• TASK BRIEF: Return all entries word for word, but drop any images.

• DATA RECORDS:
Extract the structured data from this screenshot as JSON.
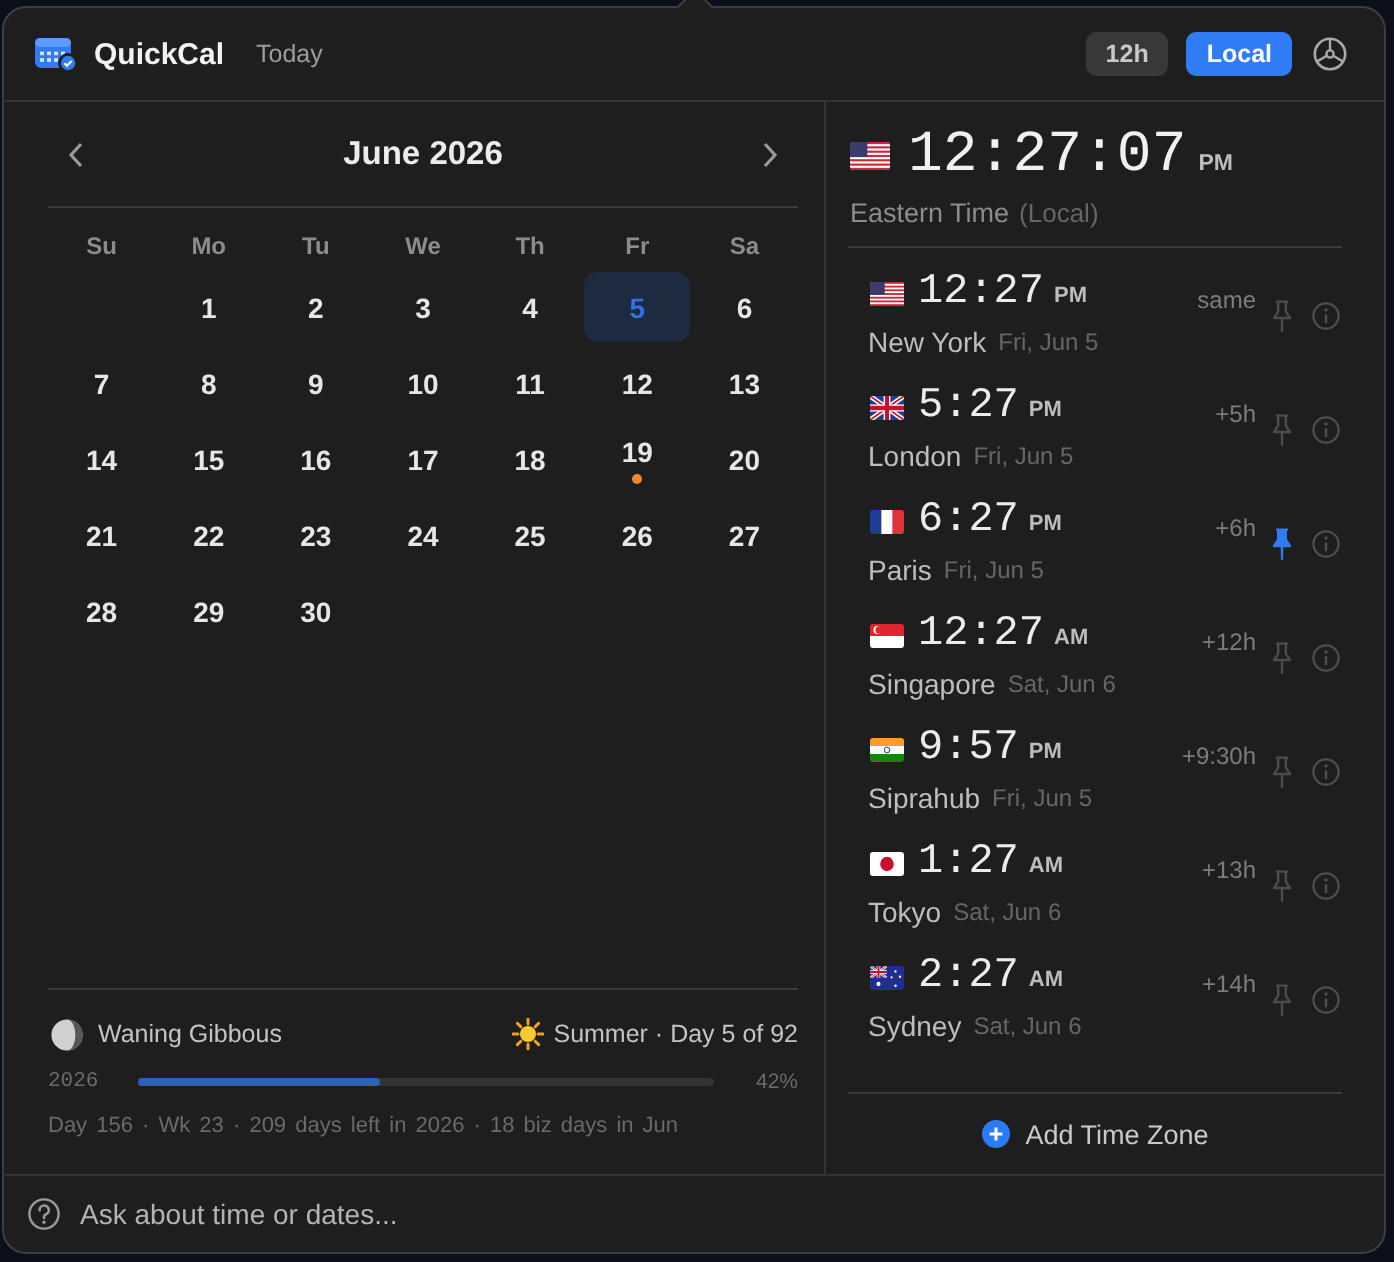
{
  "header": {
    "app_title": "QuickCal",
    "today_button": "Today",
    "toggles": [
      {
        "label": "12h",
        "selected": false
      },
      {
        "label": "Local",
        "selected": true
      }
    ]
  },
  "calendar": {
    "month": "June 2026",
    "weekdays": [
      "Su",
      "Mo",
      "Tu",
      "We",
      "Th",
      "Fr",
      "Sa"
    ],
    "weeks": [
      [
        {
          "day": "1",
          "selected": false,
          "event": false
        },
        {
          "day": "2",
          "selected": false,
          "event": false
        },
        {
          "day": "3",
          "selected": false,
          "event": false
        },
        {
          "day": "4",
          "selected": false,
          "event": false
        },
        {
          "day": "5",
          "selected": true,
          "event": false
        },
        {
          "day": "6",
          "selected": false,
          "event": false
        }
      ],
      [
        {
          "day": "7",
          "selected": false,
          "event": false
        },
        {
          "day": "8",
          "selected": false,
          "event": false
        },
        {
          "day": "9",
          "selected": false,
          "event": false
        },
        {
          "day": "10",
          "selected": false,
          "event": false
        },
        {
          "day": "11",
          "selected": false,
          "event": false
        },
        {
          "day": "12",
          "selected": false,
          "event": false
        },
        {
          "day": "13",
          "selected": false,
          "event": false
        }
      ],
      [
        {
          "day": "14",
          "selected": false,
          "event": false
        },
        {
          "day": "15",
          "selected": false,
          "event": false
        },
        {
          "day": "16",
          "selected": false,
          "event": false
        },
        {
          "day": "17",
          "selected": false,
          "event": false
        },
        {
          "day": "18",
          "selected": false,
          "event": false
        },
        {
          "day": "19",
          "selected": false,
          "event": true
        },
        {
          "day": "20",
          "selected": false,
          "event": false
        }
      ],
      [
        {
          "day": "21",
          "selected": false,
          "event": false
        },
        {
          "day": "22",
          "selected": false,
          "event": false
        },
        {
          "day": "23",
          "selected": false,
          "event": false
        },
        {
          "day": "24",
          "selected": false,
          "event": false
        },
        {
          "day": "25",
          "selected": false,
          "event": false
        },
        {
          "day": "26",
          "selected": false,
          "event": false
        },
        {
          "day": "27",
          "selected": false,
          "event": false
        }
      ],
      [
        {
          "day": "28",
          "selected": false,
          "event": false
        },
        {
          "day": "29",
          "selected": false,
          "event": false
        },
        {
          "day": "30",
          "selected": false,
          "event": false
        }
      ]
    ]
  },
  "summary": {
    "moon_phase": "Waning Gibbous",
    "season": "Summer · Day 5 of 92",
    "year_progress": {
      "label": "2026",
      "level": 0.42,
      "reading": "42%"
    },
    "stats": "Day 156 · Wk 23 · 209 days left in 2026 · 18 biz days in Jun"
  },
  "ask": {
    "placeholder": "Ask about time or dates..."
  },
  "clock": {
    "kind": "us",
    "time": "12:27:07",
    "period": "PM",
    "zone": "Eastern Time",
    "note": "(Local)"
  },
  "zones": [
    {
      "kind": "us",
      "time": "12:27",
      "period": "PM",
      "city": "New York",
      "date": "Fri, Jun 5",
      "offset": "same",
      "pinned": false
    },
    {
      "kind": "gb",
      "time": "5:27",
      "period": "PM",
      "city": "London",
      "date": "Fri, Jun 5",
      "offset": "+5h",
      "pinned": false
    },
    {
      "kind": "fr",
      "time": "6:27",
      "period": "PM",
      "city": "Paris",
      "date": "Fri, Jun 5",
      "offset": "+6h",
      "pinned": true
    },
    {
      "kind": "sg",
      "time": "12:27",
      "period": "AM",
      "city": "Singapore",
      "date": "Sat, Jun 6",
      "offset": "+12h",
      "pinned": false
    },
    {
      "kind": "in",
      "time": "9:57",
      "period": "PM",
      "city": "Siprahub",
      "date": "Fri, Jun 5",
      "offset": "+9:30h",
      "pinned": false
    },
    {
      "kind": "jp",
      "time": "1:27",
      "period": "AM",
      "city": "Tokyo",
      "date": "Sat, Jun 6",
      "offset": "+13h",
      "pinned": false
    },
    {
      "kind": "au",
      "time": "2:27",
      "period": "AM",
      "city": "Sydney",
      "date": "Sat, Jun 6",
      "offset": "+14h",
      "pinned": false
    }
  ],
  "add_button": "Add Time Zone"
}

• EXERCISE OUTPUT:
Extract the structured data from this screenshot as JSON.
{
  "header": {
    "app_title": "QuickCal",
    "today_button": "Today",
    "toggles": [
      {
        "label": "12h",
        "selected": false
      },
      {
        "label": "Local",
        "selected": true
      }
    ]
  },
  "calendar": {
    "month": "June 2026",
    "weekdays": [
      "Su",
      "Mo",
      "Tu",
      "We",
      "Th",
      "Fr",
      "Sa"
    ],
    "weeks": [
      [
        {
          "day": "1",
          "selected": false,
          "event": false
        },
        {
          "day": "2",
          "selected": false,
          "event": false
        },
        {
          "day": "3",
          "selected": false,
          "event": false
        },
        {
          "day": "4",
          "selected": false,
          "event": false
        },
        {
          "day": "5",
          "selected": true,
          "event": false
        },
        {
          "day": "6",
          "selected": false,
          "event": false
        }
      ],
      [
        {
          "day": "7",
          "selected": false,
          "event": false
        },
        {
          "day": "8",
          "selected": false,
          "event": false
        },
        {
          "day": "9",
          "selected": false,
          "event": false
        },
        {
          "day": "10",
          "selected": false,
          "event": false
        },
        {
          "day": "11",
          "selected": false,
          "event": false
        },
        {
          "day": "12",
          "selected": false,
          "event": false
        },
        {
          "day": "13",
          "selected": false,
          "event": false
        }
      ],
      [
        {
          "day": "14",
          "selected": false,
          "event": false
        },
        {
          "day": "15",
          "selected": false,
          "event": false
        },
        {
          "day": "16",
          "selected": false,
          "event": false
        },
        {
          "day": "17",
          "selected": false,
          "event": false
        },
        {
          "day": "18",
          "selected": false,
          "event": false
        },
        {
          "day": "19",
          "selected": false,
          "event": true
        },
        {
          "day": "20",
          "selected": false,
          "event": false
        }
      ],
      [
        {
          "day": "21",
          "selected": false,
          "event": false
        },
        {
          "day": "22",
          "selected": false,
          "event": false
        },
        {
          "day": "23",
          "selected": false,
          "event": false
        },
        {
          "day": "24",
          "selected": false,
          "event": false
        },
        {
          "day": "25",
          "selected": false,
          "event": false
        },
        {
          "day": "26",
          "selected": false,
          "event": false
        },
        {
          "day": "27",
          "selected": false,
          "event": false
        }
      ],
      [
        {
          "day": "28",
          "selected": false,
          "event": false
        },
        {
          "day": "29",
          "selected": false,
          "event": false
        },
        {
          "day": "30",
          "selected": false,
          "event": false
        }
      ]
    ]
  },
  "summary": {
    "moon_phase": "Waning Gibbous",
    "season": "Summer · Day 5 of 92",
    "year_progress": {
      "label": "2026",
      "level": 0.42,
      "reading": "42%"
    },
    "stats": "Day 156 · Wk 23 · 209 days left in 2026 · 18 biz days in Jun"
  },
  "ask": {
    "placeholder": "Ask about time or dates..."
  },
  "clock": {
    "kind": "us",
    "time": "12:27:07",
    "period": "PM",
    "zone": "Eastern Time",
    "note": "(Local)"
  },
  "zones": [
    {
      "kind": "us",
      "time": "12:27",
      "period": "PM",
      "city": "New York",
      "date": "Fri, Jun 5",
      "offset": "same",
      "pinned": false
    },
    {
      "kind": "gb",
      "time": "5:27",
      "period": "PM",
      "city": "London",
      "date": "Fri, Jun 5",
      "offset": "+5h",
      "pinned": false
    },
    {
      "kind": "fr",
      "time": "6:27",
      "period": "PM",
      "city": "Paris",
      "date": "Fri, Jun 5",
      "offset": "+6h",
      "pinned": true
    },
    {
      "kind": "sg",
      "time": "12:27",
      "period": "AM",
      "city": "Singapore",
      "date": "Sat, Jun 6",
      "offset": "+12h",
      "pinned": false
    },
    {
      "kind": "in",
      "time": "9:57",
      "period": "PM",
      "city": "Siprahub",
      "date": "Fri, Jun 5",
      "offset": "+9:30h",
      "pinned": false
    },
    {
      "kind": "jp",
      "time": "1:27",
      "period": "AM",
      "city": "Tokyo",
      "date": "Sat, Jun 6",
      "offset": "+13h",
      "pinned": false
    },
    {
      "kind": "au",
      "time": "2:27",
      "period": "AM",
      "city": "Sydney",
      "date": "Sat, Jun 6",
      "offset": "+14h",
      "pinned": false
    }
  ],
  "add_button": "Add Time Zone"
}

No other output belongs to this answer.